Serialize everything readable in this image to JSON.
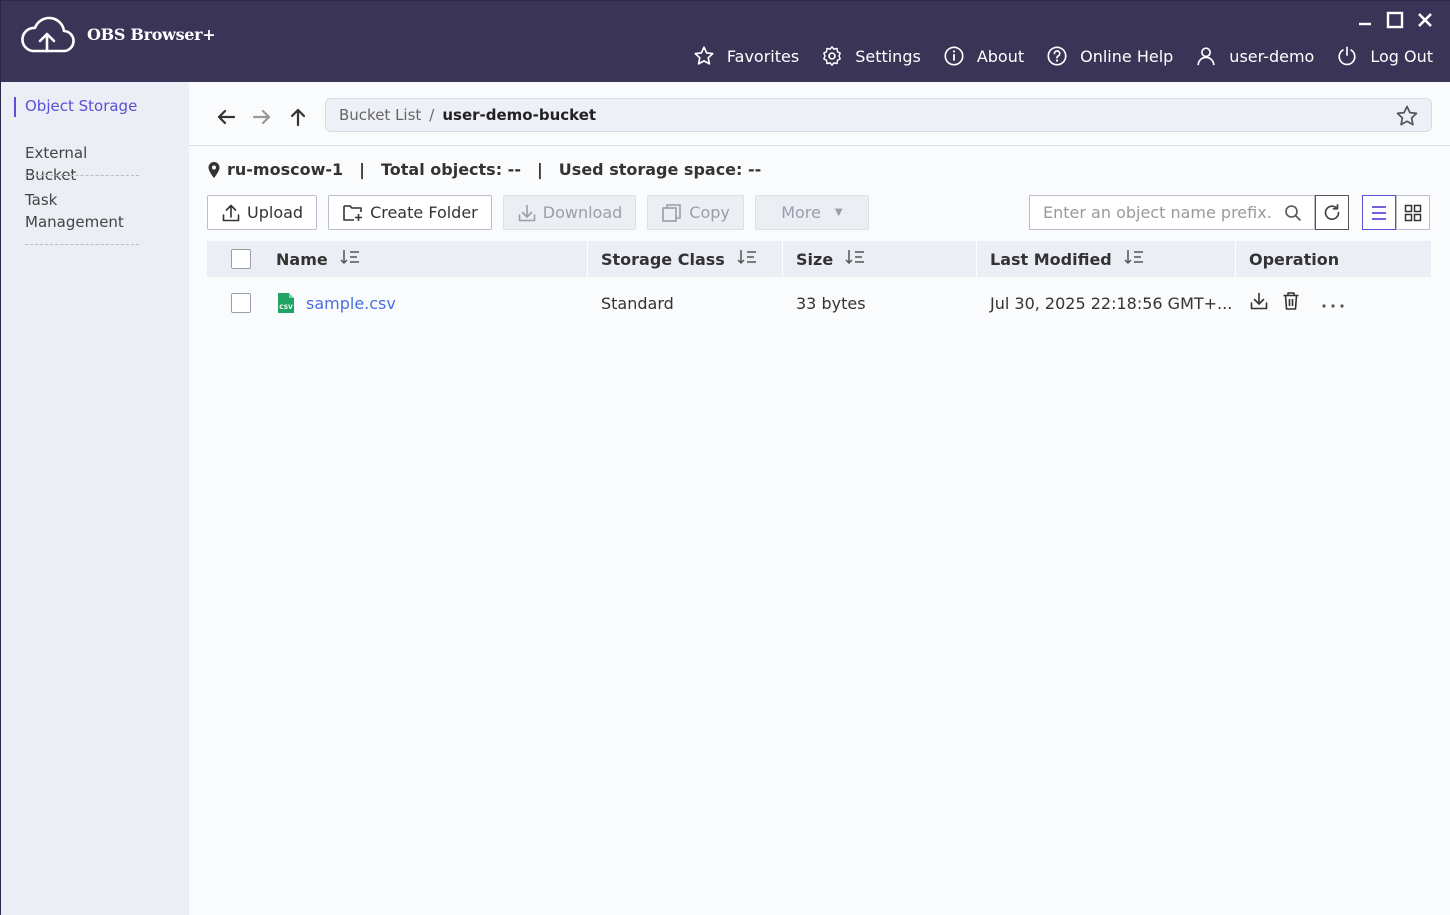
{
  "app": {
    "title": "OBS Browser+"
  },
  "window_controls": {
    "minimize": "minimize-icon",
    "maximize": "maximize-icon",
    "close": "close-icon"
  },
  "topnav": {
    "favorites": "Favorites",
    "settings": "Settings",
    "about": "About",
    "help": "Online Help",
    "user": "user-demo",
    "logout": "Log Out"
  },
  "sidebar": {
    "items": [
      {
        "label": "Object Storage",
        "active": true
      },
      {
        "label": "External Bucket",
        "active": false
      },
      {
        "label": "Task Management",
        "active": false
      }
    ]
  },
  "path": {
    "root": "Bucket List",
    "separator": "/",
    "current": "user-demo-bucket"
  },
  "info": {
    "region": "ru-moscow-1",
    "separator": "|",
    "total_objects": "Total objects: --",
    "used_storage": "Used storage space: --"
  },
  "toolbar": {
    "upload": "Upload",
    "create_folder": "Create Folder",
    "download": "Download",
    "copy": "Copy",
    "more": "More"
  },
  "search": {
    "placeholder": "Enter an object name prefix."
  },
  "table": {
    "columns": {
      "name": "Name",
      "storage_class": "Storage Class",
      "size": "Size",
      "last_modified": "Last Modified",
      "operation": "Operation"
    },
    "rows": [
      {
        "name": "sample.csv",
        "file_icon_text": "CSV",
        "storage_class": "Standard",
        "size": "33 bytes",
        "last_modified": "Jul 30, 2025 22:18:56 GMT+..."
      }
    ]
  },
  "colors": {
    "header_bg": "#3a3556",
    "accent": "#5a4fd6",
    "link": "#4a6fe0",
    "sidebar_bg": "#eceef5",
    "csv_icon": "#1fa463"
  }
}
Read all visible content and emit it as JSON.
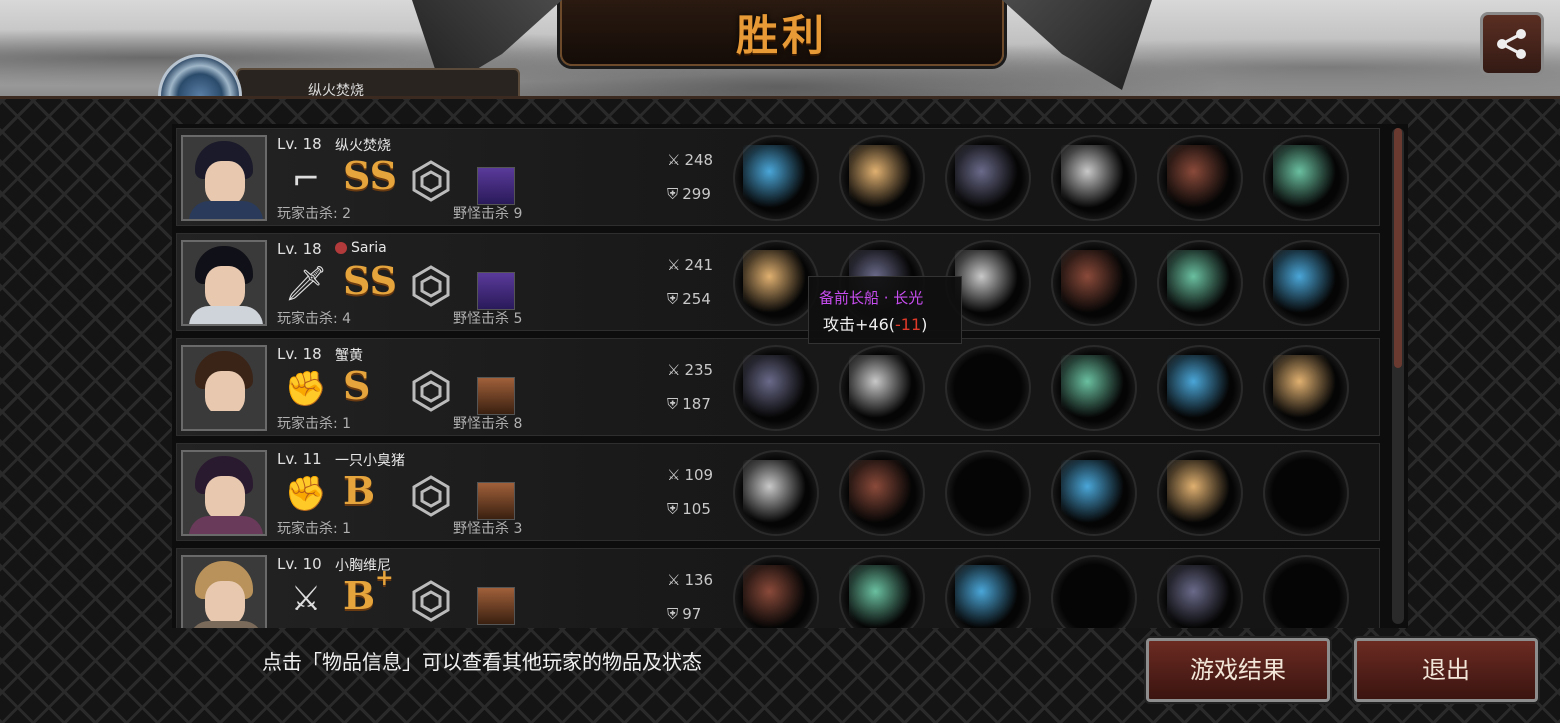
^^^^
## WRITTEN PROBLEM:
Exact duplication of all the records is required; pictures are omitted from the copy.

## EXPECTED ANSWER:
Serialize everything readable in this image to JSON.
{
  "app": {
    "title": "OBS Browser+"
  },
  "window_controls": {
    "minimize": "minimize-icon",
    "maximize": "maximize-icon",
    "close": "close-icon"
  },
  "topnav": {
    "favorites": "Favorites",
    "settings": "Settings",
    "about": "About",
    "help": "Online Help",
    "user": "user-demo",
    "logout": "Log Out"
  },
  "sidebar": {
    "items": [
      {
        "label": "Object Storage",
        "active": true
      },
      {
        "label": "External Bucket",
        "active": false
      },
      {
        "label": "Task Management",
        "active": false
      }
    ]
  },
  "path": {
    "root": "Bucket List",
    "separator": "/",
    "current": "user-demo-bucket"
  },
  "info": {
    "region": "ru-moscow-1",
    "separator": "|",
    "total_objects": "Total objects: --",
    "used_storage": "Used storage space: --"
  },
  "toolbar": {
    "upload": "Upload",
    "create_folder": "Create Folder",
    "download": "Download",
    "copy": "Copy",
    "more": "More"
  },
  "search": {
    "placeholder": "Enter an object name prefix."
  },
  "table": {
    "columns": {
      "name": "Name",
      "storage_class": "Storage Class",
      "size": "Size",
      "last_modified": "Last Modified",
      "operation": "Operation"
    },
    "rows": [
      {
        "name": "sample.csv",
        "file_icon_text": "CSV",
        "storage_class": "Standard",
        "size": "33 bytes",
        "last_modified": "Jul 30, 2025 22:18:56 GMT+..."
      }
    ]
  },
  "colors": {
    "header_bg": "#3a3556",
    "accent": "#5a4fd6",
    "link": "#4a6fe0",
    "sidebar_bg": "#eceef5",
    "csv_icon": "#1fa463"
  }
}
Read all visible content and emit it as JSON.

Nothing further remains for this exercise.